# Request:
Could you transcribe every record below exactly as written, leaving out any pictures?
▶
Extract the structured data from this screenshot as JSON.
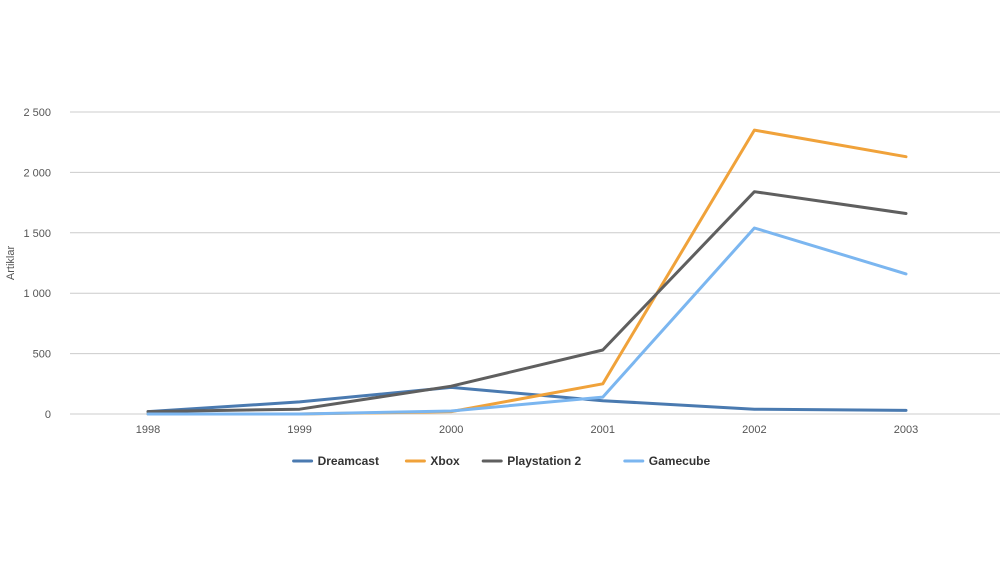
{
  "chart_data": {
    "type": "line",
    "title": "",
    "xlabel": "",
    "ylabel": "Artiklar",
    "categories": [
      "1998",
      "1999",
      "2000",
      "2001",
      "2002",
      "2003"
    ],
    "ylim": [
      0,
      2500
    ],
    "yticks": [
      0,
      500,
      1000,
      1500,
      2000,
      2500
    ],
    "ytick_labels": [
      "0",
      "500",
      "1 000",
      "1 500",
      "2 000",
      "2 500"
    ],
    "grid": true,
    "legend_position": "bottom",
    "series": [
      {
        "name": "Dreamcast",
        "color": "#4a7ab0",
        "values": [
          20,
          100,
          220,
          110,
          40,
          30
        ]
      },
      {
        "name": "Xbox",
        "color": "#f0a23a",
        "values": [
          0,
          0,
          20,
          250,
          2350,
          2130
        ]
      },
      {
        "name": "Playstation 2",
        "color": "#5f5f5f",
        "values": [
          20,
          40,
          230,
          530,
          1840,
          1660
        ]
      },
      {
        "name": "Gamecube",
        "color": "#7bb6f0",
        "values": [
          0,
          0,
          25,
          140,
          1540,
          1160
        ]
      }
    ]
  }
}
◀
# Worked answer:
Extract the structured data from this screenshot as JSON.
{
  "chart_data": {
    "type": "line",
    "title": "",
    "xlabel": "",
    "ylabel": "Artiklar",
    "categories": [
      "1998",
      "1999",
      "2000",
      "2001",
      "2002",
      "2003"
    ],
    "ylim": [
      0,
      2500
    ],
    "yticks": [
      0,
      500,
      1000,
      1500,
      2000,
      2500
    ],
    "ytick_labels": [
      "0",
      "500",
      "1 000",
      "1 500",
      "2 000",
      "2 500"
    ],
    "grid": true,
    "legend_position": "bottom",
    "series": [
      {
        "name": "Dreamcast",
        "color": "#4a7ab0",
        "values": [
          20,
          100,
          220,
          110,
          40,
          30
        ]
      },
      {
        "name": "Xbox",
        "color": "#f0a23a",
        "values": [
          0,
          0,
          20,
          250,
          2350,
          2130
        ]
      },
      {
        "name": "Playstation 2",
        "color": "#5f5f5f",
        "values": [
          20,
          40,
          230,
          530,
          1840,
          1660
        ]
      },
      {
        "name": "Gamecube",
        "color": "#7bb6f0",
        "values": [
          0,
          0,
          25,
          140,
          1540,
          1160
        ]
      }
    ]
  }
}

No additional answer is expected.